──────── EXTRAIT CHOISI
Un label bas-carbone pour dynamiser la lutte contre le changement climatique

Développement durable

Le gouvernement veut encourager les acteurs de la lutte contre le changement climatique, en développant le label bas-carbone.

Créé en 2018 par le ministère de la Transition écologique, avec la collaboration de nombreux partenaires, le label bas-carbone a pour objectif de contribuer à l’atteinte des objectifs climatiques de la France. Ce label vise à récompenser les acteurs de la lutte contre le changement climatique et permet d’inciter à la diminution des émissions de gaz à effet de serre nationales. Concrètement, des entreprises, des acteurs publics ou des collectivités locales peuvent financer des projets locaux de réduction des émissions de gaz à effet de serre ou de séquestration de CO2, avec des méthodologies fiables et reconnues qui font désormais référence.
────────────────
• _CONSIGNES DE TRAVAIL_:
• A. Recopiez le passage de l'extrait sur le label bas-carbone commençant par « Un label bas-carbone » et se poursuivant jusqu'à « qui font désormais référence. ».
• B. D'après l'extrait sur le label bas-carbone, répondez brièvement à ces questions :
(i) En quelle année le label bas-carbone a-t-il été créé ?
(ii) Par quel moyen le gouvernement veut-il encourager les acteurs de la lutte contre le changement climatique ?
(iii) Quels acteurs peuvent financer des projets locaux de réduction des émissions de gaz à effet de serre ou de séquestration de CO2 ?
Le matériel présenté ci-après est sans rapport avec l'extrait sur le label bas-carbone.
──────── INFORMATIONS
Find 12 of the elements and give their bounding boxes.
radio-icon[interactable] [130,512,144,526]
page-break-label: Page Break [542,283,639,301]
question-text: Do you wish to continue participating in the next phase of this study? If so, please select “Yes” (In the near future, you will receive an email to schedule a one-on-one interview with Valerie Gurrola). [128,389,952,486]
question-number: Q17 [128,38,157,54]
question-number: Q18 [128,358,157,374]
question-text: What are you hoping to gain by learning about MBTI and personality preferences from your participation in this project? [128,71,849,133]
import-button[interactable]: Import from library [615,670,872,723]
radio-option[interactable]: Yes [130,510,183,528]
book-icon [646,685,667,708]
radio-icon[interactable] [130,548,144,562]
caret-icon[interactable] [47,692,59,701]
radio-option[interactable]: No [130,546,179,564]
────────────────
• _RÉPONSES NUMÉROTÉES_:
• A.
Un label bas-carbone pour dynamiser la lutte contre le changement climatique

Développement durable

Le gouvernement veut encourager les acteurs de la lutte contre le changement climatique, en développant le label bas-carbone.

Créé en 2018 par le ministère de la Transition écologique, avec la collaboration de nombreux partenaires, le label bas-carbone a pour objectif de contribuer à l’atteinte des objectifs climatiques de la France. Ce label vise à récompenser les acteurs de la lutte contre le changement climatique et permet d’inciter à la diminution des émissions de gaz à effet de serre nationales. Concrètement, des entreprises, des acteurs publics ou des collectivités locales peuvent financer des projets locaux de réduction des émissions de gaz à effet de serre ou de séquestration de CO2, avec des méthodologies fiables et reconnues qui font désormais référence.

• B.
(i) En 2018.
(ii) En développant le label bas-carbone.
(iii) Des entreprises, des acteurs publics ou des collectivités locales.